Work instructions:
Show only lines that include "kind".

+ + + + + + +

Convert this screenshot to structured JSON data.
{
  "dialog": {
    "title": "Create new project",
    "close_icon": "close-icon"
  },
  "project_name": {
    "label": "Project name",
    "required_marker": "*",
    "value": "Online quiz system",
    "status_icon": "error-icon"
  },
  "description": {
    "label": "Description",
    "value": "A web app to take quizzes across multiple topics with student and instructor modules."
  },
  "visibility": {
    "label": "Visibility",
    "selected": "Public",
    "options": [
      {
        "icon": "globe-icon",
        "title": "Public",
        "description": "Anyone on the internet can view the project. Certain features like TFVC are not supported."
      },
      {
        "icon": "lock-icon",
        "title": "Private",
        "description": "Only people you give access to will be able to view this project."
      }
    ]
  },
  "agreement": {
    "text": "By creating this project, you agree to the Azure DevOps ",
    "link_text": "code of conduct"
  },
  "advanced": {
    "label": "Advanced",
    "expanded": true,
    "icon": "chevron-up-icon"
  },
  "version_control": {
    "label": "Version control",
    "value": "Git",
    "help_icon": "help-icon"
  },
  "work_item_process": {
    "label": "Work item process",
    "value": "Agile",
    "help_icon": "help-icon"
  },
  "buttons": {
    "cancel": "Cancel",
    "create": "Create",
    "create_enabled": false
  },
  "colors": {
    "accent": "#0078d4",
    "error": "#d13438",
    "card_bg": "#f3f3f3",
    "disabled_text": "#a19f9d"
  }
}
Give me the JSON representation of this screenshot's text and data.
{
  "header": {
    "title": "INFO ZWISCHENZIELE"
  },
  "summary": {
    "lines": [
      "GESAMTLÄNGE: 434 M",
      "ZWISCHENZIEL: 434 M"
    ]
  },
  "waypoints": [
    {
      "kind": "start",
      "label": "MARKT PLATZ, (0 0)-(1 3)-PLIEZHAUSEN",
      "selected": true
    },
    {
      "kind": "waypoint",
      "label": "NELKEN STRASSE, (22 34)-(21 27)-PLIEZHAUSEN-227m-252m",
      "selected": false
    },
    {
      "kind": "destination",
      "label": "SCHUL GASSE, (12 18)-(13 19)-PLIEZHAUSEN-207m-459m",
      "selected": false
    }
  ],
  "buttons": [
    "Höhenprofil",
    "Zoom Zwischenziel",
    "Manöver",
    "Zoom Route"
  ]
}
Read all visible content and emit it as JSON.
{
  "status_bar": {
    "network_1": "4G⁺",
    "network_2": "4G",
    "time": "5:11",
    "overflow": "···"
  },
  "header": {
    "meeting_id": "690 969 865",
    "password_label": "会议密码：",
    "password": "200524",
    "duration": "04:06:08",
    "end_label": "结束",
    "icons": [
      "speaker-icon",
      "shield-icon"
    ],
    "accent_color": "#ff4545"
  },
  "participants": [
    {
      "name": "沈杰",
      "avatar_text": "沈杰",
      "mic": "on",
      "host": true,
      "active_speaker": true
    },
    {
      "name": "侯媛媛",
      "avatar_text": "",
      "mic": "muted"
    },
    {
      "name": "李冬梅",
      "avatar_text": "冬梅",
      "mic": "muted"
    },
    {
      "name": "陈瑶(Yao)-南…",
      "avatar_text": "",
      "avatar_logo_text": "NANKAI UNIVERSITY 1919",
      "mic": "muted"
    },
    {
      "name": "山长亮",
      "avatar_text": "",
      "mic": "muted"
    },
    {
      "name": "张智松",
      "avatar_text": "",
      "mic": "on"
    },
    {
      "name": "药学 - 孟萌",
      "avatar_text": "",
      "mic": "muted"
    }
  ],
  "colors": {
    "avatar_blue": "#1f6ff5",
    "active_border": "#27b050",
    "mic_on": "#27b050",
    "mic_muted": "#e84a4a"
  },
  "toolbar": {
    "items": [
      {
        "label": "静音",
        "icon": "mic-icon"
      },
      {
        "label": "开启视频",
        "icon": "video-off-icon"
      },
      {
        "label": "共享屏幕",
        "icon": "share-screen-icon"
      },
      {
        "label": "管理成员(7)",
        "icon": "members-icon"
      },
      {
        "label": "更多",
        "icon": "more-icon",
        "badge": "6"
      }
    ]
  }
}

+ + + + + + +

Task response:
      "kind": "start",
      "kind": "waypoint",
      "kind": "destination",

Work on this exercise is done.